### DIRECTION:
All of the material below is to be returned exactly.
# # # #
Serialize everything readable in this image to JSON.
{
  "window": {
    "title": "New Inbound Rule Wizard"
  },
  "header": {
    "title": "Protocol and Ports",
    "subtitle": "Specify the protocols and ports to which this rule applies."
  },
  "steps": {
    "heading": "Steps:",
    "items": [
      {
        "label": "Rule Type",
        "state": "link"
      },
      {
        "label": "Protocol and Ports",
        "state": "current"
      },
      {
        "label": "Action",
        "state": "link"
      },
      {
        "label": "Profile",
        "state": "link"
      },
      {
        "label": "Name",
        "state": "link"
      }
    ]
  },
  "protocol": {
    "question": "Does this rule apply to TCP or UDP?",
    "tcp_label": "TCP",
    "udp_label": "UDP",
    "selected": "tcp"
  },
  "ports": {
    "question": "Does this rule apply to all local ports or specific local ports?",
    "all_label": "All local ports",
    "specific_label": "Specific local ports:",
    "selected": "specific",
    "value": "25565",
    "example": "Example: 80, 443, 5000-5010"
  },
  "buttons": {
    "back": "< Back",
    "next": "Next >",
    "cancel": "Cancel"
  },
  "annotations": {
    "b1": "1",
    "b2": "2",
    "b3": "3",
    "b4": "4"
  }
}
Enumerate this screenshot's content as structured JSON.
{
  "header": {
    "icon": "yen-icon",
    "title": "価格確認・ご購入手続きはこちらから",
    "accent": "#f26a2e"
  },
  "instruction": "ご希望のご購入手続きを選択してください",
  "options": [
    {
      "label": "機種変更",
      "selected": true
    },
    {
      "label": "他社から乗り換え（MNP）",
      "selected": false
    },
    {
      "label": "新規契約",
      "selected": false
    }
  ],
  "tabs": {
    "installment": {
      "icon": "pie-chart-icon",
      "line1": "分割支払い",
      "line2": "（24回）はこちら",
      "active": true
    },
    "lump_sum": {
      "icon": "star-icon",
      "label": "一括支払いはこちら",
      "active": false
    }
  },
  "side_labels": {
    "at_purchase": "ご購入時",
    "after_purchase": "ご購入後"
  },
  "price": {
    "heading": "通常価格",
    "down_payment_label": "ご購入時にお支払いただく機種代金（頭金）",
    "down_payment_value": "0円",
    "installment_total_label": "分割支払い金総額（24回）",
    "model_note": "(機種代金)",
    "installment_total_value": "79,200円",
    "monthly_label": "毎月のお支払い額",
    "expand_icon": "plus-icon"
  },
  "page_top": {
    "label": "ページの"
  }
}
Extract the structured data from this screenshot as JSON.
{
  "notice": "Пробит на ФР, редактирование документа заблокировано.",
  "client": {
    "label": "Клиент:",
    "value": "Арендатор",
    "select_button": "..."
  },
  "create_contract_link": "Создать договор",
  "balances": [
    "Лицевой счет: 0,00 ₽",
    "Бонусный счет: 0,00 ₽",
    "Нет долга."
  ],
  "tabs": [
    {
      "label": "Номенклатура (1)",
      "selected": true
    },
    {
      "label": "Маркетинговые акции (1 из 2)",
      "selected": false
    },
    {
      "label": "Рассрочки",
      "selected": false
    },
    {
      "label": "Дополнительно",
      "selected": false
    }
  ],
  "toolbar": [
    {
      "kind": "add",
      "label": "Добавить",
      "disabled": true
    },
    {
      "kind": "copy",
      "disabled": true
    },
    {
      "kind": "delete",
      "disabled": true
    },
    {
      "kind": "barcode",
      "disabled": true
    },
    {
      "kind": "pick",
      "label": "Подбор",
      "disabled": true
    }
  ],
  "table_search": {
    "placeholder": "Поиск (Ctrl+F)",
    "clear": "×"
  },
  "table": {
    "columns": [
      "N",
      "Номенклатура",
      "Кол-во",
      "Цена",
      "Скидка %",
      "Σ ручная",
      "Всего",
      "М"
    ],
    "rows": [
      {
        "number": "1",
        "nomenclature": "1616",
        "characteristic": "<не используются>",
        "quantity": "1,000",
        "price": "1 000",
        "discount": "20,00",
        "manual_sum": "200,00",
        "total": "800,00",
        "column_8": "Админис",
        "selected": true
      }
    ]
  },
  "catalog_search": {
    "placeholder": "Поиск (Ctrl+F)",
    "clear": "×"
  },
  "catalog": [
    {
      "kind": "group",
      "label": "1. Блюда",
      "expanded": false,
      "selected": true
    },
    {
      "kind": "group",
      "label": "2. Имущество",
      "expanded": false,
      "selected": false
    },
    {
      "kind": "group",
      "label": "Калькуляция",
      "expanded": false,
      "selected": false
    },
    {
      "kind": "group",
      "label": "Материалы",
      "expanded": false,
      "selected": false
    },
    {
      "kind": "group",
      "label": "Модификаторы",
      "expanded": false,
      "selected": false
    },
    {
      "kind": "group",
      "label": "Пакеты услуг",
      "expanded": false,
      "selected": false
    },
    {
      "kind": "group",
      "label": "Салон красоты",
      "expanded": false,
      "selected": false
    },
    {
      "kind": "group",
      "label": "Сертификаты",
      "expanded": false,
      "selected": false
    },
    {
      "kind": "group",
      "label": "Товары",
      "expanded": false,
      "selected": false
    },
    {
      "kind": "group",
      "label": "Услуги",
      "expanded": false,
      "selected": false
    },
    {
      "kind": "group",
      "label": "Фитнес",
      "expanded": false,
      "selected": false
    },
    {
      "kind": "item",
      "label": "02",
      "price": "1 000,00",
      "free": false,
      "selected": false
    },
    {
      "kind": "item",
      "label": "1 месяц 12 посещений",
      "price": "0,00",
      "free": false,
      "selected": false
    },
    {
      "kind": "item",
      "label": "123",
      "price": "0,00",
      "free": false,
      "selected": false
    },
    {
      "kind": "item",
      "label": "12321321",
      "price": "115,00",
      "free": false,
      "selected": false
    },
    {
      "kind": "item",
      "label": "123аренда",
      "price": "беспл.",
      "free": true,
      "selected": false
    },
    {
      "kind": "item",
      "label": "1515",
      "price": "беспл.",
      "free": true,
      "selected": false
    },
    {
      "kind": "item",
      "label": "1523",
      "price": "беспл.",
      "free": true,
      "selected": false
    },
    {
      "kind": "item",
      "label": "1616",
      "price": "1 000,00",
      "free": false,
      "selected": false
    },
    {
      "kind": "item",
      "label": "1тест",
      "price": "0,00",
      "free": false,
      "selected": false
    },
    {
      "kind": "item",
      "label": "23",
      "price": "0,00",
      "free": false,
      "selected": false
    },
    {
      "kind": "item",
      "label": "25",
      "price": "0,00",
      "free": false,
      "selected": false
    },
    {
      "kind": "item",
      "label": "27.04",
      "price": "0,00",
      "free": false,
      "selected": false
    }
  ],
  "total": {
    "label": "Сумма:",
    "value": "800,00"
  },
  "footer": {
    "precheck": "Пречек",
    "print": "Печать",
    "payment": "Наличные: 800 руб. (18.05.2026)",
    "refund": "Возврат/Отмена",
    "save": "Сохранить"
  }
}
# # # #
### CORRECT ANSWER:
Serialize everything readable in this image to JSON.
{
  "window": {
    "title": "New Inbound Rule Wizard"
  },
  "header": {
    "title": "Protocol and Ports",
    "subtitle": "Specify the protocols and ports to which this rule applies."
  },
  "steps": {
    "heading": "Steps:",
    "items": [
      {
        "label": "Rule Type",
        "state": "link"
      },
      {
        "label": "Protocol and Ports",
        "state": "current"
      },
      {
        "label": "Action",
        "state": "link"
      },
      {
        "label": "Profile",
        "state": "link"
      },
      {
        "label": "Name",
        "state": "link"
      }
    ]
  },
  "protocol": {
    "question": "Does this rule apply to TCP or UDP?",
    "tcp_label": "TCP",
    "udp_label": "UDP",
    "selected": "tcp"
  },
  "ports": {
    "question": "Does this rule apply to all local ports or specific local ports?",
    "all_label": "All local ports",
    "specific_label": "Specific local ports:",
    "selected": "specific",
    "value": "25565",
    "example": "Example: 80, 443, 5000-5010"
  },
  "buttons": {
    "back": "< Back",
    "next": "Next >",
    "cancel": "Cancel"
  },
  "annotations": {
    "b1": "1",
    "b2": "2",
    "b3": "3",
    "b4": "4"
  }
}
Enumerate this screenshot's content as structured JSON.
{
  "header": {
    "icon": "yen-icon",
    "title": "価格確認・ご購入手続きはこちらから",
    "accent": "#f26a2e"
  },
  "instruction": "ご希望のご購入手続きを選択してください",
  "options": [
    {
      "label": "機種変更",
      "selected": true
    },
    {
      "label": "他社から乗り換え（MNP）",
      "selected": false
    },
    {
      "label": "新規契約",
      "selected": false
    }
  ],
  "tabs": {
    "installment": {
      "icon": "pie-chart-icon",
      "line1": "分割支払い",
      "line2": "（24回）はこちら",
      "active": true
    },
    "lump_sum": {
      "icon": "star-icon",
      "label": "一括支払いはこちら",
      "active": false
    }
  },
  "side_labels": {
    "at_purchase": "ご購入時",
    "after_purchase": "ご購入後"
  },
  "price": {
    "heading": "通常価格",
    "down_payment_label": "ご購入時にお支払いただく機種代金（頭金）",
    "down_payment_value": "0円",
    "installment_total_label": "分割支払い金総額（24回）",
    "model_note": "(機種代金)",
    "installment_total_value": "79,200円",
    "monthly_label": "毎月のお支払い額",
    "expand_icon": "plus-icon"
  },
  "page_top": {
    "label": "ページの"
  }
}
Extract the structured data from this screenshot as JSON.
{
  "notice": "Пробит на ФР, редактирование документа заблокировано.",
  "client": {
    "label": "Клиент:",
    "value": "Арендатор",
    "select_button": "..."
  },
  "create_contract_link": "Создать договор",
  "balances": [
    "Лицевой счет: 0,00 ₽",
    "Бонусный счет: 0,00 ₽",
    "Нет долга."
  ],
  "tabs": [
    {
      "label": "Номенклатура (1)",
      "selected": true
    },
    {
      "label": "Маркетинговые акции (1 из 2)",
      "selected": false
    },
    {
      "label": "Рассрочки",
      "selected": false
    },
    {
      "label": "Дополнительно",
      "selected": false
    }
  ],
  "toolbar": [
    {
      "kind": "add",
      "label": "Добавить",
      "disabled": true
    },
    {
      "kind": "copy",
      "disabled": true
    },
    {
      "kind": "delete",
      "disabled": true
    },
    {
      "kind": "barcode",
      "disabled": true
    },
    {
      "kind": "pick",
      "label": "Подбор",
      "disabled": true
    }
  ],
  "table_search": {
    "placeholder": "Поиск (Ctrl+F)",
    "clear": "×"
  },
  "table": {
    "columns": [
      "N",
      "Номенклатура",
      "Кол-во",
      "Цена",
      "Скидка %",
      "Σ ручная",
      "Всего",
      "М"
    ],
    "rows": [
      {
        "number": "1",
        "nomenclature": "1616",
        "characteristic": "<не используются>",
        "quantity": "1,000",
        "price": "1 000",
        "discount": "20,00",
        "manual_sum": "200,00",
        "total": "800,00",
        "column_8": "Админис",
        "selected": true
      }
    ]
  },
  "catalog_search": {
    "placeholder": "Поиск (Ctrl+F)",
    "clear": "×"
  },
  "catalog": [
    {
      "kind": "group",
      "label": "1. Блюда",
      "expanded": false,
      "selected": true
    },
    {
      "kind": "group",
      "label": "2. Имущество",
      "expanded": false,
      "selected": false
    },
    {
      "kind": "group",
      "label": "Калькуляция",
      "expanded": false,
      "selected": false
    },
    {
      "kind": "group",
      "label": "Материалы",
      "expanded": false,
      "selected": false
    },
    {
      "kind": "group",
      "label": "Модификаторы",
      "expanded": false,
      "selected": false
    },
    {
      "kind": "group",
      "label": "Пакеты услуг",
      "expanded": false,
      "selected": false
    },
    {
      "kind": "group",
      "label": "Салон красоты",
      "expanded": false,
      "selected": false
    },
    {
      "kind": "group",
      "label": "Сертификаты",
      "expanded": false,
      "selected": false
    },
    {
      "kind": "group",
      "label": "Товары",
      "expanded": false,
      "selected": false
    },
    {
      "kind": "group",
      "label": "Услуги",
      "expanded": false,
      "selected": false
    },
    {
      "kind": "group",
      "label": "Фитнес",
      "expanded": false,
      "selected": false
    },
    {
      "kind": "item",
      "label": "02",
      "price": "1 000,00",
      "free": false,
      "selected": false
    },
    {
      "kind": "item",
      "label": "1 месяц 12 посещений",
      "price": "0,00",
      "free": false,
      "selected": false
    },
    {
      "kind": "item",
      "label": "123",
      "price": "0,00",
      "free": false,
      "selected": false
    },
    {
      "kind": "item",
      "label": "12321321",
      "price": "115,00",
      "free": false,
      "selected": false
    },
    {
      "kind": "item",
      "label": "123аренда",
      "price": "беспл.",
      "free": true,
      "selected": false
    },
    {
      "kind": "item",
      "label": "1515",
      "price": "беспл.",
      "free": true,
      "selected": false
    },
    {
      "kind": "item",
      "label": "1523",
      "price": "беспл.",
      "free": true,
      "selected": false
    },
    {
      "kind": "item",
      "label": "1616",
      "price": "1 000,00",
      "free": false,
      "selected": false
    },
    {
      "kind": "item",
      "label": "1тест",
      "price": "0,00",
      "free": false,
      "selected": false
    },
    {
      "kind": "item",
      "label": "23",
      "price": "0,00",
      "free": false,
      "selected": false
    },
    {
      "kind": "item",
      "label": "25",
      "price": "0,00",
      "free": false,
      "selected": false
    },
    {
      "kind": "item",
      "label": "27.04",
      "price": "0,00",
      "free": false,
      "selected": false
    }
  ],
  "total": {
    "label": "Сумма:",
    "value": "800,00"
  },
  "footer": {
    "precheck": "Пречек",
    "print": "Печать",
    "payment": "Наличные: 800 руб. (18.05.2026)",
    "refund": "Возврат/Отмена",
    "save": "Сохранить"
  }
}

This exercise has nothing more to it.